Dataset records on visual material
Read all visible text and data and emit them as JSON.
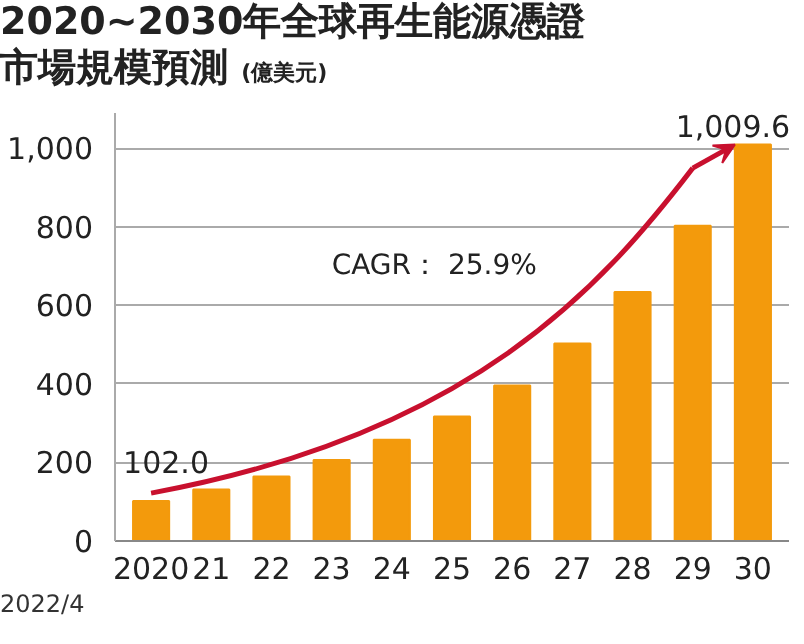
{
  "chart_data": {
    "type": "bar",
    "title": "2020~2030年全球再生能源憑證市場規模預測",
    "ylabel": "(億美元)",
    "categories": [
      "2020",
      "21",
      "22",
      "23",
      "24",
      "25",
      "26",
      "27",
      "28",
      "29",
      "30"
    ],
    "values": [
      102.0,
      131,
      164,
      206,
      258,
      317,
      396,
      503,
      634,
      803,
      1009.6
    ],
    "value_labels": [
      "102.0",
      null,
      null,
      null,
      null,
      null,
      null,
      null,
      null,
      null,
      "1,009.6"
    ],
    "color": "#f39a0c",
    "ylim": [
      0,
      1090
    ],
    "yticks": [
      0,
      200,
      400,
      600,
      800,
      {
        "value": 1000,
        "label": "1,000"
      }
    ],
    "grid": "y",
    "annotations": [
      "CAGR： 25.9%",
      "2022/4"
    ]
  }
}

● **EXERCISE TASK**
What you return should match the records above word for word, minus the pictures.

● **ANSWER FOR THIS EXERCISE**
Read all visible text and data and emit them as JSON.
{
  "chart_data": {
    "type": "bar",
    "title": "2020~2030年全球再生能源憑證市場規模預測",
    "ylabel": "(億美元)",
    "categories": [
      "2020",
      "21",
      "22",
      "23",
      "24",
      "25",
      "26",
      "27",
      "28",
      "29",
      "30"
    ],
    "values": [
      102.0,
      131,
      164,
      206,
      258,
      317,
      396,
      503,
      634,
      803,
      1009.6
    ],
    "value_labels": [
      "102.0",
      null,
      null,
      null,
      null,
      null,
      null,
      null,
      null,
      null,
      "1,009.6"
    ],
    "color": "#f39a0c",
    "ylim": [
      0,
      1090
    ],
    "yticks": [
      0,
      200,
      400,
      600,
      800,
      {
        "value": 1000,
        "label": "1,000"
      }
    ],
    "grid": "y",
    "annotations": [
      "CAGR： 25.9%",
      "2022/4"
    ]
  }
}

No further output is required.